Each line containing the word "subtitle" must be collected.
==*==
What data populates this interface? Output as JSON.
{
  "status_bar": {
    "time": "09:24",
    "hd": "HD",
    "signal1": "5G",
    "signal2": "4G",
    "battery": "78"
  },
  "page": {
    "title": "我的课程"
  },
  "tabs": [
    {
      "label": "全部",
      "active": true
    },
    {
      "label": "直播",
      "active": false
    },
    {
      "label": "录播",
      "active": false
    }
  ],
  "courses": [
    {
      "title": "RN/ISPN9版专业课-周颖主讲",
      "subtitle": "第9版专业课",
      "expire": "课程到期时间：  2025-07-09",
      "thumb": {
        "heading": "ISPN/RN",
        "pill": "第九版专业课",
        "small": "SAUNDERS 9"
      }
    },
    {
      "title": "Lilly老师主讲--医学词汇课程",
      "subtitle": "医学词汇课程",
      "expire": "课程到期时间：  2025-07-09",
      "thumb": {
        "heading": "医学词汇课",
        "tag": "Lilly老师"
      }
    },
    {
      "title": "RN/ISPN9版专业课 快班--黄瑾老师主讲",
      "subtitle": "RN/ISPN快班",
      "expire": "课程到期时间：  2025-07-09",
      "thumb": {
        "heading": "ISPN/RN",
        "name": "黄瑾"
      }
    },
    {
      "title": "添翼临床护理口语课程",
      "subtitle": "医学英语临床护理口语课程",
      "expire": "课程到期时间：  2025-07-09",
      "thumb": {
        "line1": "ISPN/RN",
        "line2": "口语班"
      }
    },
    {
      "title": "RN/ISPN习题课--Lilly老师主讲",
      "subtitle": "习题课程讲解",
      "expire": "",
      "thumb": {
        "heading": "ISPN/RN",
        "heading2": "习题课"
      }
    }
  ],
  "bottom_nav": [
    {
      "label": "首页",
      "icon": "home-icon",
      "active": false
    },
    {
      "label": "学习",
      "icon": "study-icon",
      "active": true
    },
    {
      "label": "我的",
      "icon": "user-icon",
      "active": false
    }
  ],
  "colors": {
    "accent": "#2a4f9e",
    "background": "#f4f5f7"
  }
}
==*==
EXERCISE RESULT:
      "subtitle": "第9版专业课",
      "subtitle": "医学词汇课程",
      "subtitle": "RN/ISPN快班",
      "subtitle": "医学英语临床护理口语课程",
      "subtitle": "习题课程讲解",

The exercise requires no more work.